**PROVIDED RECORDS:**

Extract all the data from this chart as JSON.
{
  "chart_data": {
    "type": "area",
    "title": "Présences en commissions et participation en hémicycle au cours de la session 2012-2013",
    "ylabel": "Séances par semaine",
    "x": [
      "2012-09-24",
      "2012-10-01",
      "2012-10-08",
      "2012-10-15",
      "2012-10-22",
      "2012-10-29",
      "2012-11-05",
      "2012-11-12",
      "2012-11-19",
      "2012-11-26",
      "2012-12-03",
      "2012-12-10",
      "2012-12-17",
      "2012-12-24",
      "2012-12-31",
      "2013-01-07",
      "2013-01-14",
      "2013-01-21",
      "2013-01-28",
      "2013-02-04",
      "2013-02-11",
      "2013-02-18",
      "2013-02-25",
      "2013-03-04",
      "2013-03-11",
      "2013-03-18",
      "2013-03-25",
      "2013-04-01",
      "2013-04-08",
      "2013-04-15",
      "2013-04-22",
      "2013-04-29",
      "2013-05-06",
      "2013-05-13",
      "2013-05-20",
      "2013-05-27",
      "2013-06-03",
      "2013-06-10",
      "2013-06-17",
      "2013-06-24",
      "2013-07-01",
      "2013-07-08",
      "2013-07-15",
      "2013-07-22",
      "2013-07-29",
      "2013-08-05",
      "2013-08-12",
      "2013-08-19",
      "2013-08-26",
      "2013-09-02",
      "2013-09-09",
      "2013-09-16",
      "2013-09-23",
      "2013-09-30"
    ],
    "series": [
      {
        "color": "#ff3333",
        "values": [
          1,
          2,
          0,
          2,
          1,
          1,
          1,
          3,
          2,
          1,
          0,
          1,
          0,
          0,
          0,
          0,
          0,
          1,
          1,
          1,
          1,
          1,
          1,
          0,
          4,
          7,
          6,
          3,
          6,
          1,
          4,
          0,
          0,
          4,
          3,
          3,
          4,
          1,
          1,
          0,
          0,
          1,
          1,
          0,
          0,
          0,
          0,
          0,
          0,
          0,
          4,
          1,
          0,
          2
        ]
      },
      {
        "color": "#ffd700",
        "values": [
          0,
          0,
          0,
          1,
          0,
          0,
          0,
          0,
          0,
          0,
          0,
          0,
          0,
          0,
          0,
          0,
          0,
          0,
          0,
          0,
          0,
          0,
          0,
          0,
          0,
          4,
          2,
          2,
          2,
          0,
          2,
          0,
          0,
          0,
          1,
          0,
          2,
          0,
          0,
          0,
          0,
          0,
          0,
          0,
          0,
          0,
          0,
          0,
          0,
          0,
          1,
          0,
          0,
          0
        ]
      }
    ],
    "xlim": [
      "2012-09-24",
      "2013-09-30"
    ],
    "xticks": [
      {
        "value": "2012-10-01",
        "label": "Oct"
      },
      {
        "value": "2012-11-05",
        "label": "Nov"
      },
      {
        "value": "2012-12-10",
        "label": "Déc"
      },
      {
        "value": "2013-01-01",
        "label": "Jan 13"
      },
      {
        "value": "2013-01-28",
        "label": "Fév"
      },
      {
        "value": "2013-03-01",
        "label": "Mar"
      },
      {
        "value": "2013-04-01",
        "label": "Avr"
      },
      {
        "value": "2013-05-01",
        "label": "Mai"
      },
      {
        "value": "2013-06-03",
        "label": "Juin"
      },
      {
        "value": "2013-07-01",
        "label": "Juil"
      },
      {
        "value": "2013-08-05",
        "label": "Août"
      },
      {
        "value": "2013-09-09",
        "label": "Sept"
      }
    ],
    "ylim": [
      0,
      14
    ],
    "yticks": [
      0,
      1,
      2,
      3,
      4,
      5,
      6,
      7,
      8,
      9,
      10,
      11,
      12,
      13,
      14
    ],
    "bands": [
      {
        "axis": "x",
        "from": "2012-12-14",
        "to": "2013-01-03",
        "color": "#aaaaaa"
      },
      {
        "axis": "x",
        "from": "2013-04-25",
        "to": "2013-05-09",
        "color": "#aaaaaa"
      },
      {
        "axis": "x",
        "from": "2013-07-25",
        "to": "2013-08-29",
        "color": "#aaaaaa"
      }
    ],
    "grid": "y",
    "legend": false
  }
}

**TASK GOAL:** Transcribe each record exactly. Leave nothing out.

**ANSWER TO THE PROBLEM:**
Extract all the data from this chart as JSON.
{
  "chart_data": {
    "type": "area",
    "title": "Présences en commissions et participation en hémicycle au cours de la session 2012-2013",
    "ylabel": "Séances par semaine",
    "x": [
      "2012-09-24",
      "2012-10-01",
      "2012-10-08",
      "2012-10-15",
      "2012-10-22",
      "2012-10-29",
      "2012-11-05",
      "2012-11-12",
      "2012-11-19",
      "2012-11-26",
      "2012-12-03",
      "2012-12-10",
      "2012-12-17",
      "2012-12-24",
      "2012-12-31",
      "2013-01-07",
      "2013-01-14",
      "2013-01-21",
      "2013-01-28",
      "2013-02-04",
      "2013-02-11",
      "2013-02-18",
      "2013-02-25",
      "2013-03-04",
      "2013-03-11",
      "2013-03-18",
      "2013-03-25",
      "2013-04-01",
      "2013-04-08",
      "2013-04-15",
      "2013-04-22",
      "2013-04-29",
      "2013-05-06",
      "2013-05-13",
      "2013-05-20",
      "2013-05-27",
      "2013-06-03",
      "2013-06-10",
      "2013-06-17",
      "2013-06-24",
      "2013-07-01",
      "2013-07-08",
      "2013-07-15",
      "2013-07-22",
      "2013-07-29",
      "2013-08-05",
      "2013-08-12",
      "2013-08-19",
      "2013-08-26",
      "2013-09-02",
      "2013-09-09",
      "2013-09-16",
      "2013-09-23",
      "2013-09-30"
    ],
    "series": [
      {
        "color": "#ff3333",
        "values": [
          1,
          2,
          0,
          2,
          1,
          1,
          1,
          3,
          2,
          1,
          0,
          1,
          0,
          0,
          0,
          0,
          0,
          1,
          1,
          1,
          1,
          1,
          1,
          0,
          4,
          7,
          6,
          3,
          6,
          1,
          4,
          0,
          0,
          4,
          3,
          3,
          4,
          1,
          1,
          0,
          0,
          1,
          1,
          0,
          0,
          0,
          0,
          0,
          0,
          0,
          4,
          1,
          0,
          2
        ]
      },
      {
        "color": "#ffd700",
        "values": [
          0,
          0,
          0,
          1,
          0,
          0,
          0,
          0,
          0,
          0,
          0,
          0,
          0,
          0,
          0,
          0,
          0,
          0,
          0,
          0,
          0,
          0,
          0,
          0,
          0,
          4,
          2,
          2,
          2,
          0,
          2,
          0,
          0,
          0,
          1,
          0,
          2,
          0,
          0,
          0,
          0,
          0,
          0,
          0,
          0,
          0,
          0,
          0,
          0,
          0,
          1,
          0,
          0,
          0
        ]
      }
    ],
    "xlim": [
      "2012-09-24",
      "2013-09-30"
    ],
    "xticks": [
      {
        "value": "2012-10-01",
        "label": "Oct"
      },
      {
        "value": "2012-11-05",
        "label": "Nov"
      },
      {
        "value": "2012-12-10",
        "label": "Déc"
      },
      {
        "value": "2013-01-01",
        "label": "Jan 13"
      },
      {
        "value": "2013-01-28",
        "label": "Fév"
      },
      {
        "value": "2013-03-01",
        "label": "Mar"
      },
      {
        "value": "2013-04-01",
        "label": "Avr"
      },
      {
        "value": "2013-05-01",
        "label": "Mai"
      },
      {
        "value": "2013-06-03",
        "label": "Juin"
      },
      {
        "value": "2013-07-01",
        "label": "Juil"
      },
      {
        "value": "2013-08-05",
        "label": "Août"
      },
      {
        "value": "2013-09-09",
        "label": "Sept"
      }
    ],
    "ylim": [
      0,
      14
    ],
    "yticks": [
      0,
      1,
      2,
      3,
      4,
      5,
      6,
      7,
      8,
      9,
      10,
      11,
      12,
      13,
      14
    ],
    "bands": [
      {
        "axis": "x",
        "from": "2012-12-14",
        "to": "2013-01-03",
        "color": "#aaaaaa"
      },
      {
        "axis": "x",
        "from": "2013-04-25",
        "to": "2013-05-09",
        "color": "#aaaaaa"
      },
      {
        "axis": "x",
        "from": "2013-07-25",
        "to": "2013-08-29",
        "color": "#aaaaaa"
      }
    ],
    "grid": "y",
    "legend": false
  }
}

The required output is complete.